Directions: Omit any picture, and return the remaining data exactly as written.

(Data records)
______
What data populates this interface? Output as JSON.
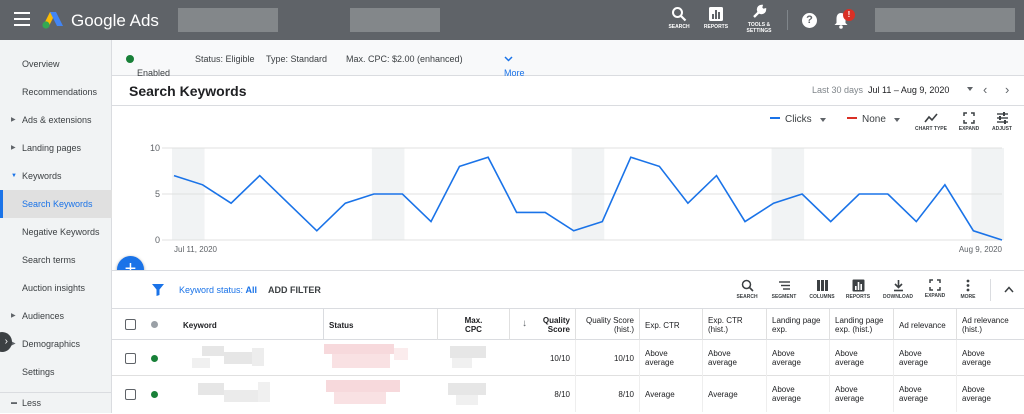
{
  "app": {
    "brand": "Google Ads"
  },
  "topbar": {
    "search": "SEARCH",
    "reports": "REPORTS",
    "tools_1": "TOOLS &",
    "tools_2": "SETTINGS",
    "help": "?",
    "notif_badge": "!"
  },
  "sidebar": {
    "items": [
      "Overview",
      "Recommendations",
      "Ads & extensions",
      "Landing pages",
      "Keywords",
      "Search Keywords",
      "Negative Keywords",
      "Search terms",
      "Auction insights",
      "Audiences",
      "Demographics",
      "Settings",
      "Less"
    ]
  },
  "status": {
    "enabled": "Enabled",
    "status": "Status: Eligible",
    "type": "Type: Standard",
    "cpc": "Max. CPC: $2.00 (enhanced)",
    "more": "More details"
  },
  "header": {
    "title": "Search Keywords",
    "range_label": "Last 30 days",
    "range": "Jul 11 – Aug 9, 2020"
  },
  "chart_controls": {
    "metric1": "Clicks",
    "metric2": "None",
    "chart_type": "CHART TYPE",
    "expand": "EXPAND",
    "adjust": "ADJUST"
  },
  "chart_data": {
    "type": "line",
    "x": [
      "Jul 11, 2020",
      "Jul 12",
      "Jul 13",
      "Jul 14",
      "Jul 15",
      "Jul 16",
      "Jul 17",
      "Jul 18",
      "Jul 19",
      "Jul 20",
      "Jul 21",
      "Jul 22",
      "Jul 23",
      "Jul 24",
      "Jul 25",
      "Jul 26",
      "Jul 27",
      "Jul 28",
      "Jul 29",
      "Jul 30",
      "Jul 31",
      "Aug 1",
      "Aug 2",
      "Aug 3",
      "Aug 4",
      "Aug 5",
      "Aug 6",
      "Aug 7",
      "Aug 8",
      "Aug 9, 2020"
    ],
    "series": [
      {
        "name": "Clicks",
        "values": [
          7,
          6,
          4,
          7,
          4,
          1,
          4,
          5,
          5,
          2,
          8,
          9,
          3,
          3,
          1,
          2,
          9,
          8,
          4,
          7,
          2,
          4,
          5,
          2,
          5,
          5,
          2,
          6,
          1,
          0
        ]
      }
    ],
    "ylim": [
      0,
      10
    ],
    "yticks": [
      "0",
      "5",
      "10"
    ],
    "xtick_first": "Jul 11, 2020",
    "xtick_last": "Aug 9, 2020",
    "weekend_bands": [
      [
        0,
        1
      ],
      [
        7,
        8
      ],
      [
        14,
        15
      ],
      [
        21,
        22
      ],
      [
        28,
        29
      ]
    ],
    "color": "#1a73e8"
  },
  "filterbar": {
    "status_label": "Keyword status:",
    "status_value": "All",
    "add_filter": "ADD FILTER",
    "tools": [
      "SEARCH",
      "SEGMENT",
      "COLUMNS",
      "REPORTS",
      "DOWNLOAD",
      "EXPAND",
      "MORE"
    ]
  },
  "table": {
    "headers": {
      "keyword": "Keyword",
      "status": "Status",
      "maxcpc_1": "Max.",
      "maxcpc_2": "CPC",
      "qs_1": "Quality",
      "qs_2": "Score",
      "qsh_1": "Quality Score",
      "qsh_2": "(hist.)",
      "ctr": "Exp. CTR",
      "ctrh_1": "Exp. CTR",
      "ctrh_2": "(hist.)",
      "lpe_1": "Landing page",
      "lpe_2": "exp.",
      "lpeh_1": "Landing page",
      "lpeh_2": "exp. (hist.)",
      "adrel": "Ad relevance",
      "adrelh_1": "Ad relevance",
      "adrelh_2": "(hist.)"
    },
    "rows": [
      {
        "qs": "10/10",
        "qsh": "10/10",
        "ctr_1": "Above",
        "ctr_2": "average",
        "ctrh_1": "Above",
        "ctrh_2": "average",
        "lpe_1": "Above",
        "lpe_2": "average",
        "lpeh_1": "Above",
        "lpeh_2": "average",
        "adrel_1": "Above",
        "adrel_2": "average",
        "adrelh_1": "Above",
        "adrelh_2": "average"
      },
      {
        "qs": "8/10",
        "qsh": "8/10",
        "ctr_1": "Average",
        "ctr_2": "",
        "ctrh_1": "Average",
        "ctrh_2": "",
        "lpe_1": "Above",
        "lpe_2": "average",
        "lpeh_1": "Above",
        "lpeh_2": "average",
        "adrel_1": "Above",
        "adrel_2": "average",
        "adrelh_1": "Above",
        "adrelh_2": "average"
      }
    ]
  }
}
______
Response for this exercise:
What data populates this interface? Output as JSON.
{
  "app": {
    "brand": "Google Ads"
  },
  "topbar": {
    "search": "SEARCH",
    "reports": "REPORTS",
    "tools_1": "TOOLS &",
    "tools_2": "SETTINGS",
    "help": "?",
    "notif_badge": "!"
  },
  "sidebar": {
    "items": [
      "Overview",
      "Recommendations",
      "Ads & extensions",
      "Landing pages",
      "Keywords",
      "Search Keywords",
      "Negative Keywords",
      "Search terms",
      "Auction insights",
      "Audiences",
      "Demographics",
      "Settings",
      "Less"
    ]
  },
  "status": {
    "enabled": "Enabled",
    "status": "Status: Eligible",
    "type": "Type: Standard",
    "cpc": "Max. CPC: $2.00 (enhanced)",
    "more": "More details"
  },
  "header": {
    "title": "Search Keywords",
    "range_label": "Last 30 days",
    "range": "Jul 11 – Aug 9, 2020"
  },
  "chart_controls": {
    "metric1": "Clicks",
    "metric2": "None",
    "chart_type": "CHART TYPE",
    "expand": "EXPAND",
    "adjust": "ADJUST"
  },
  "chart_data": {
    "type": "line",
    "x": [
      "Jul 11, 2020",
      "Jul 12",
      "Jul 13",
      "Jul 14",
      "Jul 15",
      "Jul 16",
      "Jul 17",
      "Jul 18",
      "Jul 19",
      "Jul 20",
      "Jul 21",
      "Jul 22",
      "Jul 23",
      "Jul 24",
      "Jul 25",
      "Jul 26",
      "Jul 27",
      "Jul 28",
      "Jul 29",
      "Jul 30",
      "Jul 31",
      "Aug 1",
      "Aug 2",
      "Aug 3",
      "Aug 4",
      "Aug 5",
      "Aug 6",
      "Aug 7",
      "Aug 8",
      "Aug 9, 2020"
    ],
    "series": [
      {
        "name": "Clicks",
        "values": [
          7,
          6,
          4,
          7,
          4,
          1,
          4,
          5,
          5,
          2,
          8,
          9,
          3,
          3,
          1,
          2,
          9,
          8,
          4,
          7,
          2,
          4,
          5,
          2,
          5,
          5,
          2,
          6,
          1,
          0
        ]
      }
    ],
    "ylim": [
      0,
      10
    ],
    "yticks": [
      "0",
      "5",
      "10"
    ],
    "xtick_first": "Jul 11, 2020",
    "xtick_last": "Aug 9, 2020",
    "weekend_bands": [
      [
        0,
        1
      ],
      [
        7,
        8
      ],
      [
        14,
        15
      ],
      [
        21,
        22
      ],
      [
        28,
        29
      ]
    ],
    "color": "#1a73e8"
  },
  "filterbar": {
    "status_label": "Keyword status:",
    "status_value": "All",
    "add_filter": "ADD FILTER",
    "tools": [
      "SEARCH",
      "SEGMENT",
      "COLUMNS",
      "REPORTS",
      "DOWNLOAD",
      "EXPAND",
      "MORE"
    ]
  },
  "table": {
    "headers": {
      "keyword": "Keyword",
      "status": "Status",
      "maxcpc_1": "Max.",
      "maxcpc_2": "CPC",
      "qs_1": "Quality",
      "qs_2": "Score",
      "qsh_1": "Quality Score",
      "qsh_2": "(hist.)",
      "ctr": "Exp. CTR",
      "ctrh_1": "Exp. CTR",
      "ctrh_2": "(hist.)",
      "lpe_1": "Landing page",
      "lpe_2": "exp.",
      "lpeh_1": "Landing page",
      "lpeh_2": "exp. (hist.)",
      "adrel": "Ad relevance",
      "adrelh_1": "Ad relevance",
      "adrelh_2": "(hist.)"
    },
    "rows": [
      {
        "qs": "10/10",
        "qsh": "10/10",
        "ctr_1": "Above",
        "ctr_2": "average",
        "ctrh_1": "Above",
        "ctrh_2": "average",
        "lpe_1": "Above",
        "lpe_2": "average",
        "lpeh_1": "Above",
        "lpeh_2": "average",
        "adrel_1": "Above",
        "adrel_2": "average",
        "adrelh_1": "Above",
        "adrelh_2": "average"
      },
      {
        "qs": "8/10",
        "qsh": "8/10",
        "ctr_1": "Average",
        "ctr_2": "",
        "ctrh_1": "Average",
        "ctrh_2": "",
        "lpe_1": "Above",
        "lpe_2": "average",
        "lpeh_1": "Above",
        "lpeh_2": "average",
        "adrel_1": "Above",
        "adrel_2": "average",
        "adrelh_1": "Above",
        "adrelh_2": "average"
      }
    ]
  }
}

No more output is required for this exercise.